= Work to do =
Every line below should be repeated exactly.

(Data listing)
┌──
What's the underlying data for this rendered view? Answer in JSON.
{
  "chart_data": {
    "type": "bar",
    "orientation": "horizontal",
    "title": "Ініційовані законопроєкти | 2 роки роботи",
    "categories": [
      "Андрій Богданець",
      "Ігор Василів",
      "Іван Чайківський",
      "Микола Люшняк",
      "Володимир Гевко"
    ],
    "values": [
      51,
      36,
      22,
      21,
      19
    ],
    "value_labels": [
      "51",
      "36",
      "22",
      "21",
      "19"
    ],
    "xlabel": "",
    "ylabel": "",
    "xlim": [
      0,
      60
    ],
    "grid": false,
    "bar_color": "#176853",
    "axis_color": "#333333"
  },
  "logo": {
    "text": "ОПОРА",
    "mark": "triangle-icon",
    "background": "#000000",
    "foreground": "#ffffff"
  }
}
└──
= Final result =
What's the underlying data for this rendered view? Answer in JSON.
{
  "chart_data": {
    "type": "bar",
    "orientation": "horizontal",
    "title": "Ініційовані законопроєкти | 2 роки роботи",
    "categories": [
      "Андрій Богданець",
      "Ігор Василів",
      "Іван Чайківський",
      "Микола Люшняк",
      "Володимир Гевко"
    ],
    "values": [
      51,
      36,
      22,
      21,
      19
    ],
    "value_labels": [
      "51",
      "36",
      "22",
      "21",
      "19"
    ],
    "xlabel": "",
    "ylabel": "",
    "xlim": [
      0,
      60
    ],
    "grid": false,
    "bar_color": "#176853",
    "axis_color": "#333333"
  },
  "logo": {
    "text": "ОПОРА",
    "mark": "triangle-icon",
    "background": "#000000",
    "foreground": "#ffffff"
  }
}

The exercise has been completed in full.